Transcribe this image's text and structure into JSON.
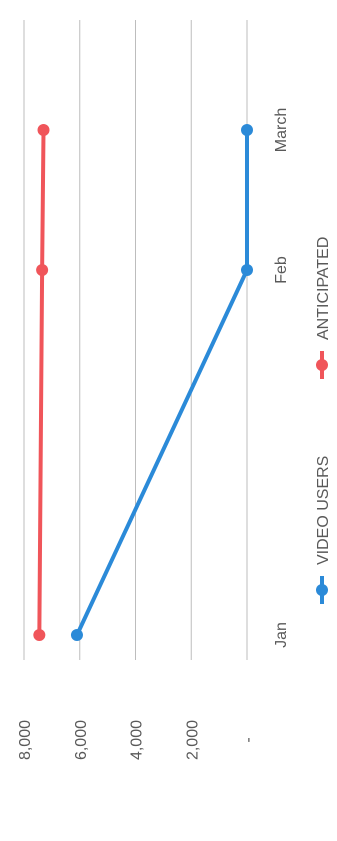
{
  "chart_data": {
    "type": "line",
    "orientation": "rotated-90-ccw",
    "categories": [
      "Jan",
      "Feb",
      "March"
    ],
    "series": [
      {
        "name": "VIDEO USERS",
        "values": [
          6100,
          0,
          0
        ],
        "color": "#2b8ad8"
      },
      {
        "name": "ANTICIPATED",
        "values": [
          7450,
          7350,
          7300
        ],
        "color": "#f0555a"
      }
    ],
    "y_tick_labels": [
      "-",
      "2,000",
      "4,000",
      "6,000",
      "8,000"
    ],
    "y_ticks": [
      0,
      2000,
      4000,
      6000,
      8000
    ],
    "ylim": [
      0,
      8000
    ],
    "grid": true,
    "legend_position": "bottom",
    "gridline_color": "#bdbdbd",
    "text_color": "#595959"
  }
}
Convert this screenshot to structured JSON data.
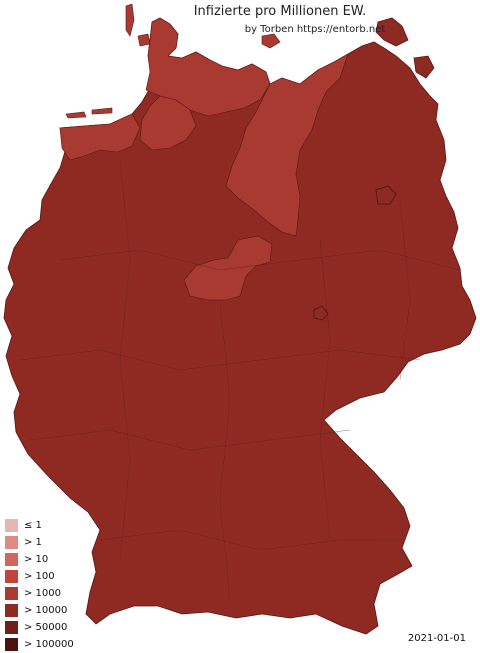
{
  "title": "Infizierte pro Millionen EW.",
  "credit": "by Torben https://entorb.net",
  "date": "2021-01-01",
  "legend": [
    {
      "label": "≤ 1",
      "color": "#e8b6b2"
    },
    {
      "label": "> 1",
      "color": "#dc8a83"
    },
    {
      "label": "> 10",
      "color": "#d0665d"
    },
    {
      "label": "> 100",
      "color": "#c2453b"
    },
    {
      "label": "> 1000",
      "color": "#a93a31"
    },
    {
      "label": "> 10000",
      "color": "#8f2a23"
    },
    {
      "label": "> 50000",
      "color": "#6f1e19"
    },
    {
      "label": "> 100000",
      "color": "#4a1210"
    }
  ],
  "colors": {
    "main_region": "#8f2a23",
    "lighter_region": "#a93a31",
    "border": "#5a1714"
  }
}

**Exercise brief:** Search the entries for the word "JSON" and pick out every line that holds it.

**Output for this task:**
Transcribe this image's text and structure into JSON.
Convert this screenshot to structured JSON data.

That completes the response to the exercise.